━━━━━ Information given
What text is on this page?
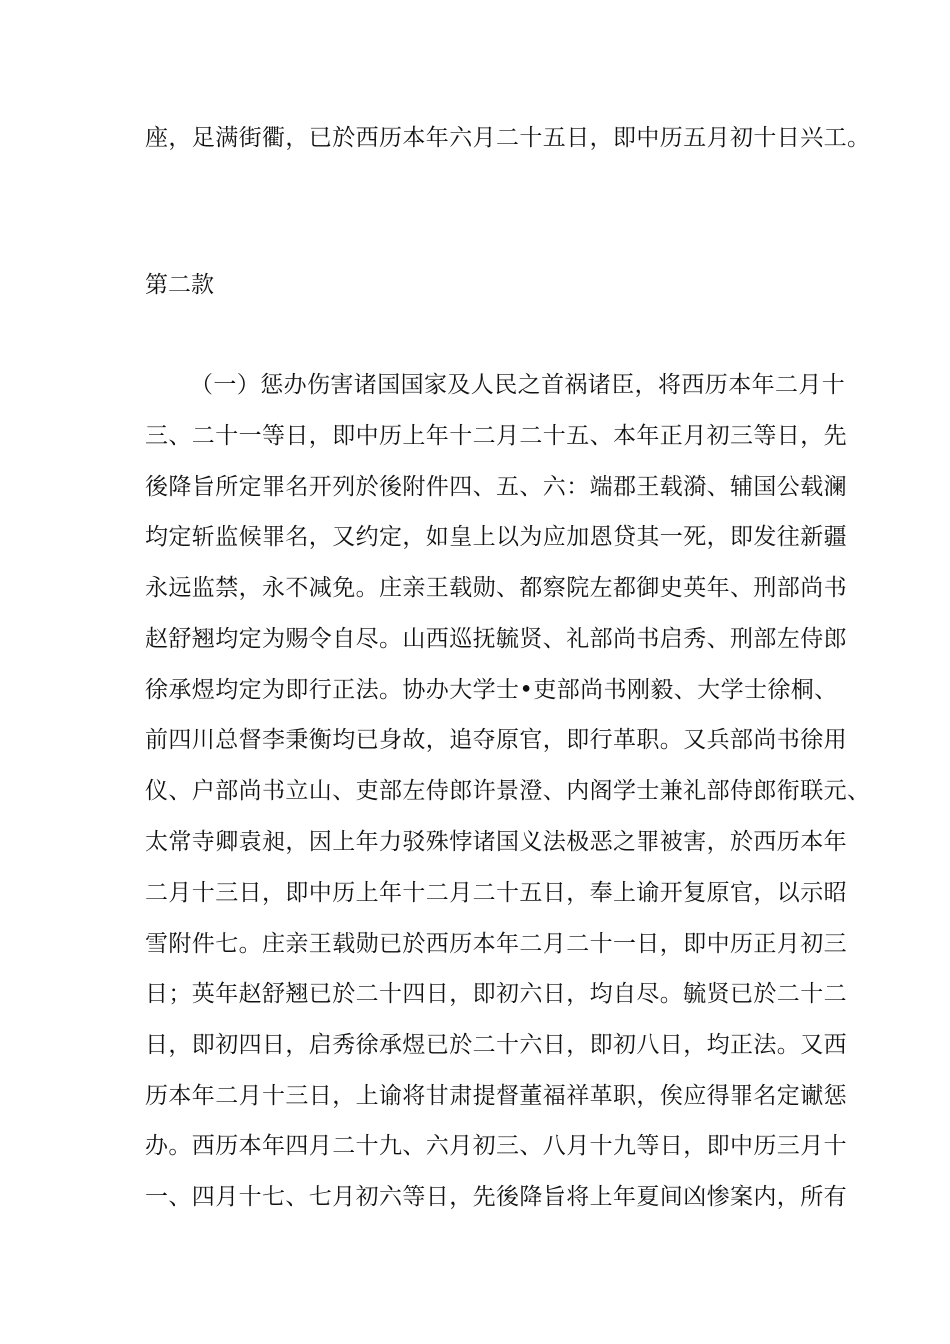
座，足满街衢，已於西历本年六月二十五日，即中历五月初十日兴工。
第二款
（一）惩办伤害诸国国家及人民之首祸诸臣，将西历本年二月十
三、二十一等日，即中历上年十二月二十五、本年正月初三等日，先
後降旨所定罪名开列於後附件四、五、六：端郡王载漪、辅国公载澜
均定斩监候罪名，又约定，如皇上以为应加恩贷其一死，即发往新疆
永远监禁，永不减免。庄亲王载勋、都察院左都御史英年、刑部尚书
赵舒翘均定为赐令自尽。山西巡抚毓贤、礼部尚书启秀、刑部左侍郎
徐承煜均定为即行正法。协办大学士•吏部尚书刚毅、大学士徐桐、
前四川总督李秉衡均已身故，追夺原官，即行革职。又兵部尚书徐用
仪、户部尚书立山、吏部左侍郎许景澄、内阁学士兼礼部侍郎衔联元、
太常寺卿袁昶，因上年力驳殊悖诸国义法极恶之罪被害，於西历本年
二月十三日，即中历上年十二月二十五日，奉上谕开复原官，以示昭
雪附件七。庄亲王载勋已於西历本年二月二十一日，即中历正月初三
日；英年赵舒翘已於二十四日，即初六日，均自尽。毓贤已於二十二
日，即初四日，启秀徐承煜已於二十六日，即初八日，均正法。又西
历本年二月十三日，上谕将甘肃提督董福祥革职，俟应得罪名定谳惩
办。西历本年四月二十九、六月初三、八月十九等日，即中历三月十
一、四月十七、七月初六等日，先後降旨将上年夏间凶惨案内，所有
━━━━━━━━━━
* _Aim_
Extract the full listing exactly, with the pictures left out.

* _Expected answer_
What text is on this page?
座，足满街衢，已於西历本年六月二十五日，即中历五月初十日兴工。
第二款
（一）惩办伤害诸国国家及人民之首祸诸臣，将西历本年二月十
三、二十一等日，即中历上年十二月二十五、本年正月初三等日，先
後降旨所定罪名开列於後附件四、五、六：端郡王载漪、辅国公载澜
均定斩监候罪名，又约定，如皇上以为应加恩贷其一死，即发往新疆
永远监禁，永不减免。庄亲王载勋、都察院左都御史英年、刑部尚书
赵舒翘均定为赐令自尽。山西巡抚毓贤、礼部尚书启秀、刑部左侍郎
徐承煜均定为即行正法。协办大学士•吏部尚书刚毅、大学士徐桐、
前四川总督李秉衡均已身故，追夺原官，即行革职。又兵部尚书徐用
仪、户部尚书立山、吏部左侍郎许景澄、内阁学士兼礼部侍郎衔联元、
太常寺卿袁昶，因上年力驳殊悖诸国义法极恶之罪被害，於西历本年
二月十三日，即中历上年十二月二十五日，奉上谕开复原官，以示昭
雪附件七。庄亲王载勋已於西历本年二月二十一日，即中历正月初三
日；英年赵舒翘已於二十四日，即初六日，均自尽。毓贤已於二十二
日，即初四日，启秀徐承煜已於二十六日，即初八日，均正法。又西
历本年二月十三日，上谕将甘肃提督董福祥革职，俟应得罪名定谳惩
办。西历本年四月二十九、六月初三、八月十九等日，即中历三月十
一、四月十七、七月初六等日，先後降旨将上年夏间凶惨案内，所有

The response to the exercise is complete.